### SHORT PROBLEM
The entries below are to be written out again without alteration.

(Data items)
## begin
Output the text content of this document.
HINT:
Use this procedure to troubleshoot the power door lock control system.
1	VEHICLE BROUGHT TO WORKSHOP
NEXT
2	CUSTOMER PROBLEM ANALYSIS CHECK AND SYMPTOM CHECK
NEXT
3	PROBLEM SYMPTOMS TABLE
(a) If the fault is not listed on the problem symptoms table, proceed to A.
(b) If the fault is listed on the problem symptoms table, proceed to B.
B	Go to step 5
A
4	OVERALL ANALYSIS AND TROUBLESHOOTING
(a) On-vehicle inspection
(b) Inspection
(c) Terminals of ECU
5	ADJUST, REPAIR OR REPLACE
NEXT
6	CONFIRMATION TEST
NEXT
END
## end
### TASK OUTPUT
Output the text content of this document.
HINT:
Use this procedure to troubleshoot the power door lock control system.
1	VEHICLE BROUGHT TO WORKSHOP
NEXT
2	CUSTOMER PROBLEM ANALYSIS CHECK AND SYMPTOM CHECK
NEXT
3	PROBLEM SYMPTOMS TABLE
(a) If the fault is not listed on the problem symptoms table, proceed to A.
(b) If the fault is listed on the problem symptoms table, proceed to B.
B	Go to step 5
A
4	OVERALL ANALYSIS AND TROUBLESHOOTING
(a) On-vehicle inspection
(b) Inspection
(c) Terminals of ECU
5	ADJUST, REPAIR OR REPLACE
NEXT
6	CONFIRMATION TEST
NEXT
END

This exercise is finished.